======== DATA IN THIS EXERCISE
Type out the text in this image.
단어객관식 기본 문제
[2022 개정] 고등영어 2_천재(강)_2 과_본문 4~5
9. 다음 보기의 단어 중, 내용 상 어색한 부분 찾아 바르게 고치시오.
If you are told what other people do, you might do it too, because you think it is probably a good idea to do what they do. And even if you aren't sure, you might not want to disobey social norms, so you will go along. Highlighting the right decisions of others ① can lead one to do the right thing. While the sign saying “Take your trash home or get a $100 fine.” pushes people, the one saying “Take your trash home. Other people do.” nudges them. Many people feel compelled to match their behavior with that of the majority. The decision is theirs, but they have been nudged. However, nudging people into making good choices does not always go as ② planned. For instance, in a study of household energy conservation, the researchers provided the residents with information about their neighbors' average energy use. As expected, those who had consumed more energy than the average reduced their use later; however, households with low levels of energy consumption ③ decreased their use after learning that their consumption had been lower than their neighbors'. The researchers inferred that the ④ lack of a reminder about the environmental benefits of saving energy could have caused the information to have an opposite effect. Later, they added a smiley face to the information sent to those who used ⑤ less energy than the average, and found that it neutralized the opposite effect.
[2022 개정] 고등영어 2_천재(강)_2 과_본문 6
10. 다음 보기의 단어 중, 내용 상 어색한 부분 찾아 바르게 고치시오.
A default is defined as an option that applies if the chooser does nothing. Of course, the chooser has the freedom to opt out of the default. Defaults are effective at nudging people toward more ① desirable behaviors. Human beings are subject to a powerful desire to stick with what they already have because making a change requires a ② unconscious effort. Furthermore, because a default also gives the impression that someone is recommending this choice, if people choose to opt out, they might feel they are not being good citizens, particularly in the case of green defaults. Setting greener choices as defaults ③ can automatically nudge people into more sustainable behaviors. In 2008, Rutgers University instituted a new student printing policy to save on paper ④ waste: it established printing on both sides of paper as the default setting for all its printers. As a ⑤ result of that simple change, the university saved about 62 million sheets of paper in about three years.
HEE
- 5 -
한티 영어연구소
================
WHAT THE EXERCISE ASKS. Your task is to gather every line with the word "고치시오" and copy it.

TASK RESPONSE.
9. 다음 보기의 단어 중, 내용 상 어색한 부분 찾아 바르게 고치시오.
10. 다음 보기의 단어 중, 내용 상 어색한 부분 찾아 바르게 고치시오.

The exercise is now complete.